Task description: Select every line holding the word "deel" and copy it.

Supplied material:
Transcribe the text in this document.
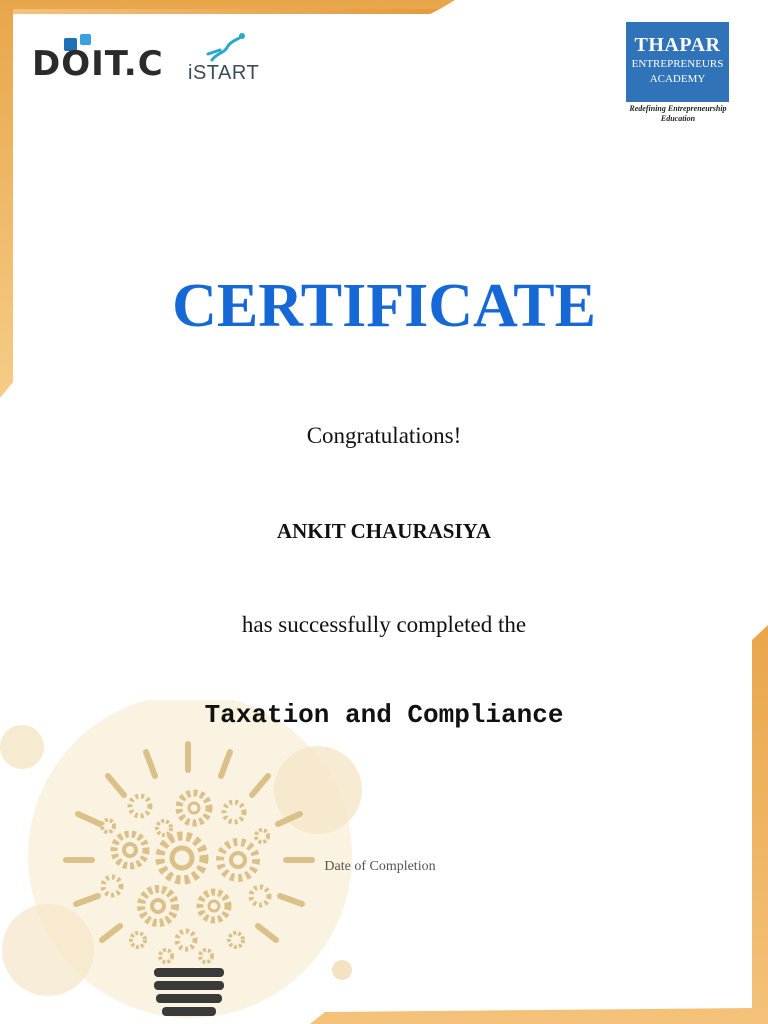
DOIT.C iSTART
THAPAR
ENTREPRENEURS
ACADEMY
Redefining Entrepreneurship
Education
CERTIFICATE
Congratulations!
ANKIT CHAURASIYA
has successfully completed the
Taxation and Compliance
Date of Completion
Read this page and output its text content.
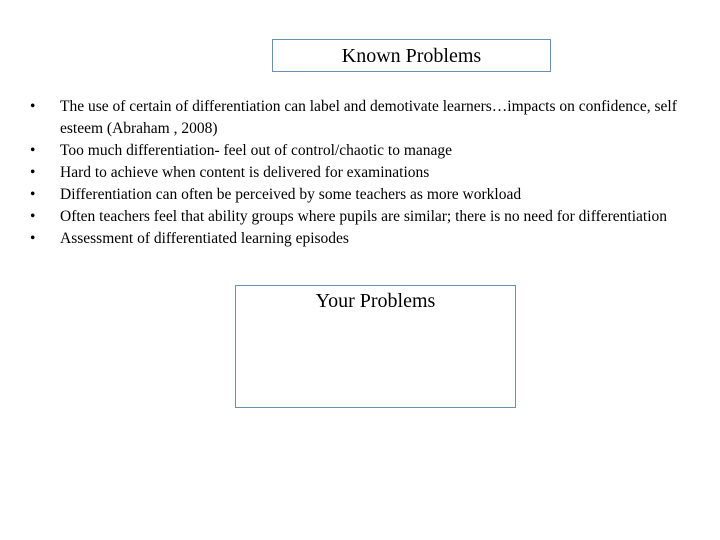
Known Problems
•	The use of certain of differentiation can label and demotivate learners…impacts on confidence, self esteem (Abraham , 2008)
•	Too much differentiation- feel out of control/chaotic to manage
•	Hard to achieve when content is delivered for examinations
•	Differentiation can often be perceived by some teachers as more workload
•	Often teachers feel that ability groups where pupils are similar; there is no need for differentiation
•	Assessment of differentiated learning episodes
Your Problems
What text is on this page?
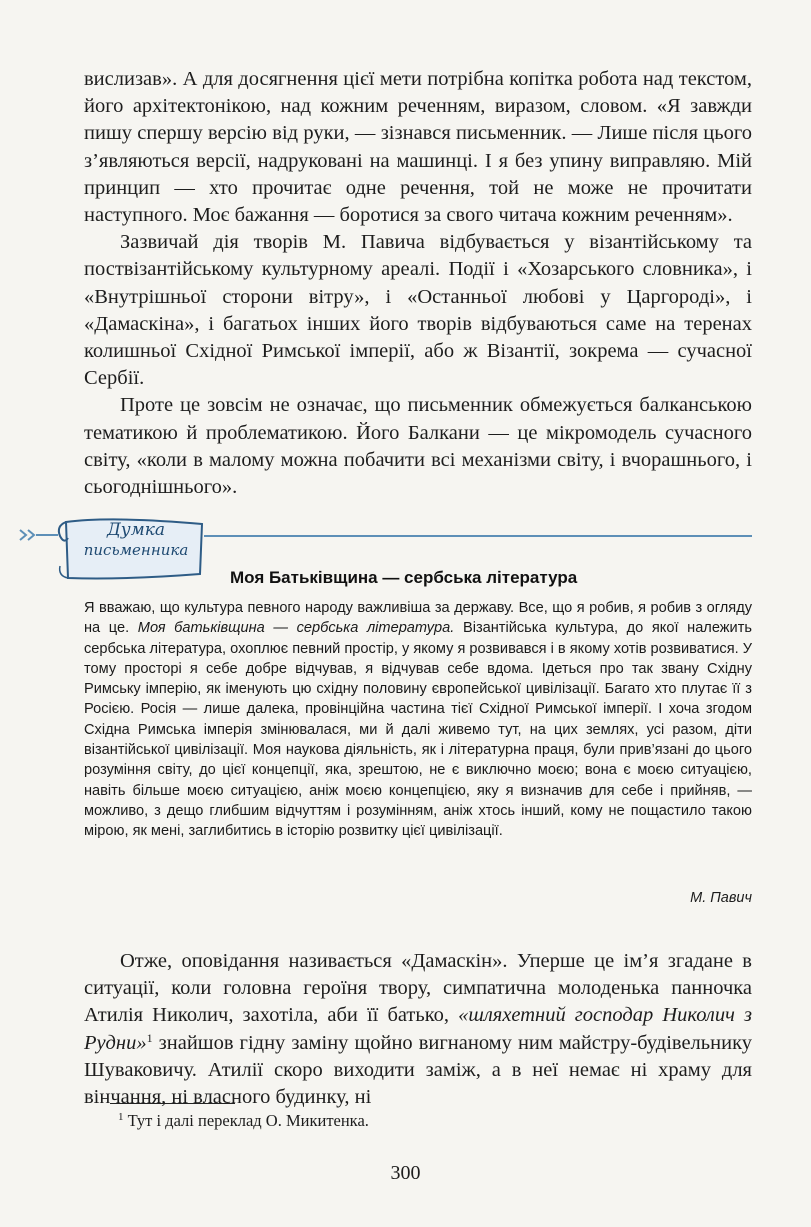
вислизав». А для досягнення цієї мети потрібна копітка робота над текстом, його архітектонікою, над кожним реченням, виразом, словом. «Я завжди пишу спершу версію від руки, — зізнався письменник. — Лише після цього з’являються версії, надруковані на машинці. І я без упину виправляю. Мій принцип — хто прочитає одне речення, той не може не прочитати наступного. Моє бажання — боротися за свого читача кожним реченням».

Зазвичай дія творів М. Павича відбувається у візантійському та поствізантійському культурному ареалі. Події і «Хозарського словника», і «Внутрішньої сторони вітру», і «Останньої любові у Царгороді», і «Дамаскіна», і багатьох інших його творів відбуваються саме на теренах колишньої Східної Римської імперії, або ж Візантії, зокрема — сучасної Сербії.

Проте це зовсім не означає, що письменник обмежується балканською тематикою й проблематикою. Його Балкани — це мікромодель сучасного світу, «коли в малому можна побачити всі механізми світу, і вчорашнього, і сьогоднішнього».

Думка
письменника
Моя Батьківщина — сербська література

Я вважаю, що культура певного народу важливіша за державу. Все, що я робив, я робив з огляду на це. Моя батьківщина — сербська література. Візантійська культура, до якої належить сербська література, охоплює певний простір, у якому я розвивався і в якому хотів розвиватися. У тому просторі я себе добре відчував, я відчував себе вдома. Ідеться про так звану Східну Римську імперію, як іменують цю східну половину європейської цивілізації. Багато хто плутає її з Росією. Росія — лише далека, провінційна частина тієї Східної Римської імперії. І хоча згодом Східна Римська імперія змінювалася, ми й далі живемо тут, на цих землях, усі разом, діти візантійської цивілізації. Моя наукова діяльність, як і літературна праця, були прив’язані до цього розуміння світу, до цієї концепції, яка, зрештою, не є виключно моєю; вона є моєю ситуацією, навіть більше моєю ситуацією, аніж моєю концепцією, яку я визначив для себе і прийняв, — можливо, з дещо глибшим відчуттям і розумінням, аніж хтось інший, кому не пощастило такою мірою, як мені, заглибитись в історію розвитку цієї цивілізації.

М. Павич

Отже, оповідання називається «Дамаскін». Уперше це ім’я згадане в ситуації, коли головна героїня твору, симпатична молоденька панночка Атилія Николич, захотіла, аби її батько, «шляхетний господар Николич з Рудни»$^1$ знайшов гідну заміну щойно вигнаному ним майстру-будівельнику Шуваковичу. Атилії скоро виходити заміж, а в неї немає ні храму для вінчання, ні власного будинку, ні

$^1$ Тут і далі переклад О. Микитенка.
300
==
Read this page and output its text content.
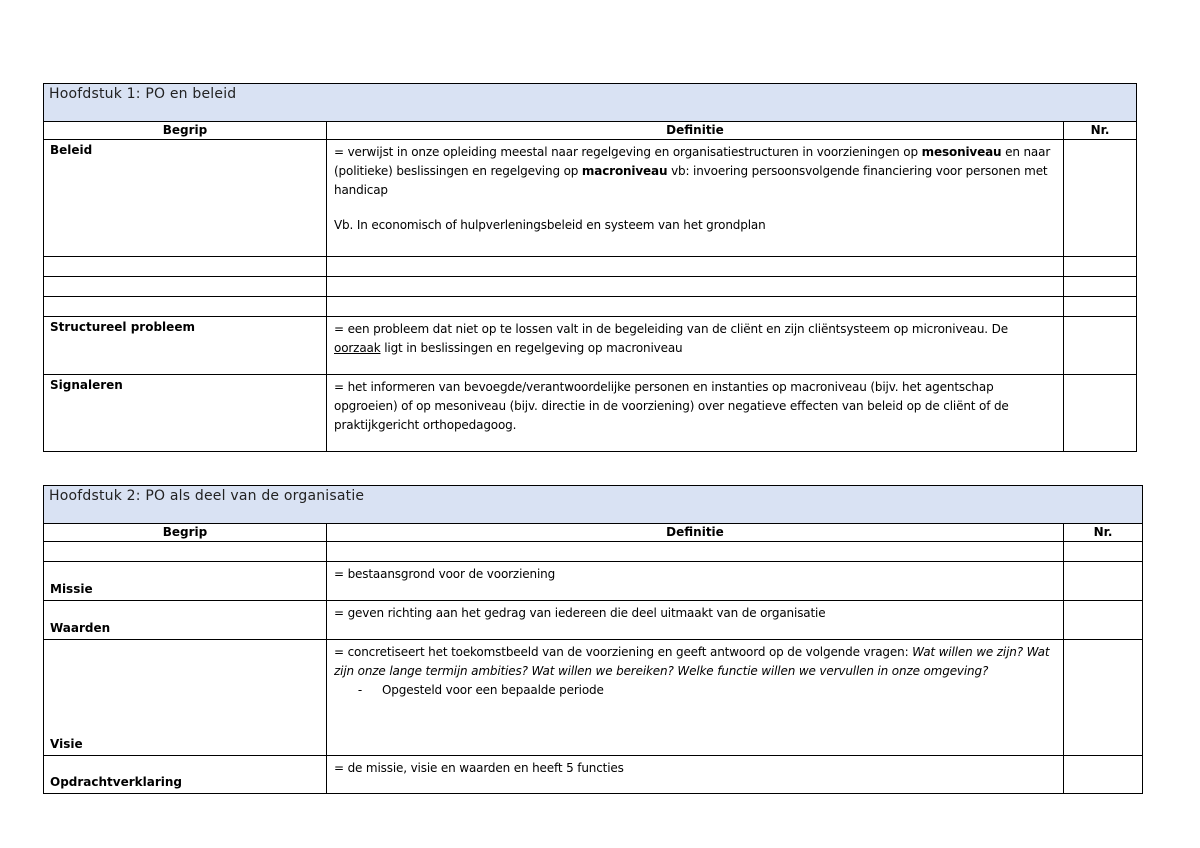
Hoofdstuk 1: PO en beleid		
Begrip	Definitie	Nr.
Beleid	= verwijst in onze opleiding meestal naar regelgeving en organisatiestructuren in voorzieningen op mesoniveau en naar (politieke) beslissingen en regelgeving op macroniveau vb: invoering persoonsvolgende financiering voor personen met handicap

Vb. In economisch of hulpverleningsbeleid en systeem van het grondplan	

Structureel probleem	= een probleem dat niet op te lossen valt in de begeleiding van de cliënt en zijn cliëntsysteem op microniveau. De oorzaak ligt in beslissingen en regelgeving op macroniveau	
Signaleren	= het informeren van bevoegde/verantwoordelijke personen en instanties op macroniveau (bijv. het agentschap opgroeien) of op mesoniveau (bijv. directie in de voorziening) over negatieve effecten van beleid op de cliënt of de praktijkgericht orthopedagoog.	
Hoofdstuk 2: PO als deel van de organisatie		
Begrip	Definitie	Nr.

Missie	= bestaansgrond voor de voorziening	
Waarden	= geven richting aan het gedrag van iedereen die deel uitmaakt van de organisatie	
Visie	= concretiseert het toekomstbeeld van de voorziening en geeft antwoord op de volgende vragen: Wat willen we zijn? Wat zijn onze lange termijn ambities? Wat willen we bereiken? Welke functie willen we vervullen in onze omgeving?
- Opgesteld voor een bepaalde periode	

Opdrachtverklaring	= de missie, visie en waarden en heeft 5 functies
* * *
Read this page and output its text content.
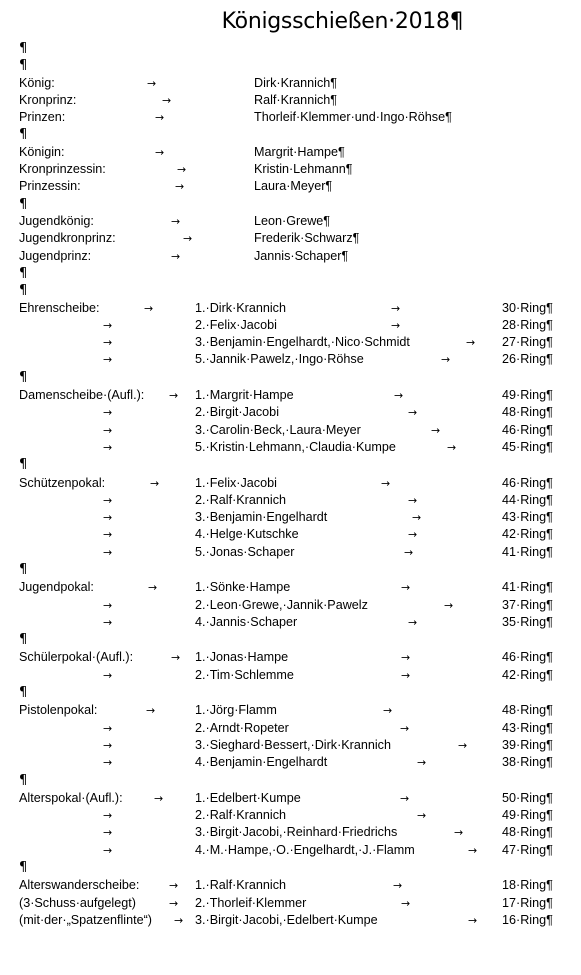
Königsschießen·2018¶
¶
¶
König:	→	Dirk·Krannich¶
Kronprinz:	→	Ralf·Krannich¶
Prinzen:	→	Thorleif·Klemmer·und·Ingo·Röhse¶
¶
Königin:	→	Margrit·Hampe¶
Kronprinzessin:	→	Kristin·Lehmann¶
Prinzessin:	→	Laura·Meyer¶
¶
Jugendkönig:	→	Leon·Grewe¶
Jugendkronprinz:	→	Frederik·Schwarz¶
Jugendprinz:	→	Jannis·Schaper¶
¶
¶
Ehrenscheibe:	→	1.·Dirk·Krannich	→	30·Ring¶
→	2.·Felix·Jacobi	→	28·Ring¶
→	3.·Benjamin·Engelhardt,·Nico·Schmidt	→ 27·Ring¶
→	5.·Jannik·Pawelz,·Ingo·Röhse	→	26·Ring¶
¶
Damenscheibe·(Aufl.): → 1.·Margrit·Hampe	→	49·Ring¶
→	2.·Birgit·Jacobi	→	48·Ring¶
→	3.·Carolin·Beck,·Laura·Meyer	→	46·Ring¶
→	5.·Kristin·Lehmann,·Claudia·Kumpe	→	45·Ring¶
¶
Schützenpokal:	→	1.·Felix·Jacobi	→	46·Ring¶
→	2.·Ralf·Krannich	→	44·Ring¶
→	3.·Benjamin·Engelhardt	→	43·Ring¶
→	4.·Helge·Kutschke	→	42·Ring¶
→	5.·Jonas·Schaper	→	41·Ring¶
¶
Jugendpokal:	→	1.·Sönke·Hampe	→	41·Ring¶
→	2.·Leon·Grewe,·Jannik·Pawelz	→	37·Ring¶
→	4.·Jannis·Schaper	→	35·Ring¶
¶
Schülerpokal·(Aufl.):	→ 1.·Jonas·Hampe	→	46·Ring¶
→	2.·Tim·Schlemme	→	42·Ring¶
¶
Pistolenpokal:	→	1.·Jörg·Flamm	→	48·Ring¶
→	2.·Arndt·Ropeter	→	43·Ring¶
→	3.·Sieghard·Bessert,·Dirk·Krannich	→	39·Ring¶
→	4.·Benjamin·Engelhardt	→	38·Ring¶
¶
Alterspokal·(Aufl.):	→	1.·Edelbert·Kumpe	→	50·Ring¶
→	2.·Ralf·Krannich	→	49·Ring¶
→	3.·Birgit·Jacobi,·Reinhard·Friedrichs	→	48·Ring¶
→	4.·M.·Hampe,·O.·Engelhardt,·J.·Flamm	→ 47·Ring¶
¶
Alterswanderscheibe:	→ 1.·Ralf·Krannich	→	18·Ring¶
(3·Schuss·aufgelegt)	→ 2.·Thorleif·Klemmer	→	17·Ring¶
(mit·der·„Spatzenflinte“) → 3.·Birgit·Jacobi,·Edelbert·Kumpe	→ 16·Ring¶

In response:
Hoofdstuk 2: PO als deel van de organisatie		
Waarden	= geven richting aan het gedrag van iedereen die deel uitmaakt van de organisatie	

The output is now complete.